__Task directions__:
Convert the part of the items that begins with the line containing "Find all labels, buttons, inputs, and" and ends with the line containing "annotation-atlas: ATLAS (105, 68, 146, 83)" into a JSON list of strings, one string per line, skipping blank lines. Leave the pictures out of the answer.

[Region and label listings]

========

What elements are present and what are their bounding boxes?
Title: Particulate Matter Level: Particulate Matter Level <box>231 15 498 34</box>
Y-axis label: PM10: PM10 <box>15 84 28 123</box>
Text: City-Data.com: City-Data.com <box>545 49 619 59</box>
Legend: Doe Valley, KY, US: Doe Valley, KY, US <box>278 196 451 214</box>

========

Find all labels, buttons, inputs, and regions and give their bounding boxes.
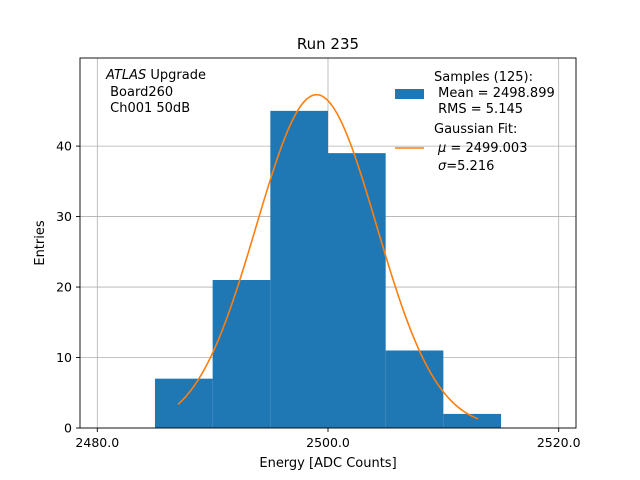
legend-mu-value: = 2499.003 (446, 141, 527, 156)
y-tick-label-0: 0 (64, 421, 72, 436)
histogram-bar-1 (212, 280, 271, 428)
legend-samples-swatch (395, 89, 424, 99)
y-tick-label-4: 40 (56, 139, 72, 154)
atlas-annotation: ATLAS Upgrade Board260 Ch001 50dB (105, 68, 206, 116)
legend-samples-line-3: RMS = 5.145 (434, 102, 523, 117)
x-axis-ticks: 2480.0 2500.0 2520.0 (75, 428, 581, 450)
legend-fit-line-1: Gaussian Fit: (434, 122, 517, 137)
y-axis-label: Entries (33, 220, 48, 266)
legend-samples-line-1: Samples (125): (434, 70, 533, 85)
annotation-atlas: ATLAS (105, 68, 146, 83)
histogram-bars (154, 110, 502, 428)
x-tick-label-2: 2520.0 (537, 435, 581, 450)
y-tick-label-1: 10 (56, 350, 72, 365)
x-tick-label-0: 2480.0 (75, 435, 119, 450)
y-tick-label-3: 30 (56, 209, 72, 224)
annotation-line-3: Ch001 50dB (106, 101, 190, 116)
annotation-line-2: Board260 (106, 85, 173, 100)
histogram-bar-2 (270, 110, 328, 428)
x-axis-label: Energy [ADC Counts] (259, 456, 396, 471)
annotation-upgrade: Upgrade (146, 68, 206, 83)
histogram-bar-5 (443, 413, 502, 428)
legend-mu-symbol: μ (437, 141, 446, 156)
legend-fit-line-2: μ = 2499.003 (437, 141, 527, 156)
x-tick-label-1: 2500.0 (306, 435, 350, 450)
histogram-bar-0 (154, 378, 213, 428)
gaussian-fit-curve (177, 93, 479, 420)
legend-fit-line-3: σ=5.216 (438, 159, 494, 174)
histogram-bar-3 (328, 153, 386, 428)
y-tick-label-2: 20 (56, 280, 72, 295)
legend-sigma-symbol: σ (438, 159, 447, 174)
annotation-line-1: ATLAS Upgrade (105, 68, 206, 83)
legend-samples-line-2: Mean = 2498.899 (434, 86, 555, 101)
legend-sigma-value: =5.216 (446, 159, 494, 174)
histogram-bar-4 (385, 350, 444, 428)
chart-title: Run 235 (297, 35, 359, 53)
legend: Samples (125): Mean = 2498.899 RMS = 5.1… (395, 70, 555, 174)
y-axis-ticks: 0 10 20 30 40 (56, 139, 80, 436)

========

__Exercise solution__:
[
  "Find all labels, buttons, inputs, and regions and give their bounding boxes.",
  "legend-mu-value: = 2499.003 (446, 141, 527, 156)",
  "y-tick-label-0: 0 (64, 421, 72, 436)",
  "histogram-bar-1 (212, 280, 271, 428)",
  "legend-samples-swatch (395, 89, 424, 99)",
  "y-tick-label-4: 40 (56, 139, 72, 154)",
  "atlas-annotation: ATLAS Upgrade Board260 Ch001 50dB (105, 68, 206, 116)",
  "legend-samples-line-3: RMS = 5.145 (434, 102, 523, 117)",
  "x-axis-ticks: 2480.0 2500.0 2520.0 (75, 428, 581, 450)",
  "legend-fit-line-1: Gaussian Fit: (434, 122, 517, 137)",
  "y-axis-label: Entries (33, 220, 48, 266)",
  "legend-samples-line-1: Samples (125): (434, 70, 533, 85)",
  "annotation-atlas: ATLAS (105, 68, 146, 83)"
]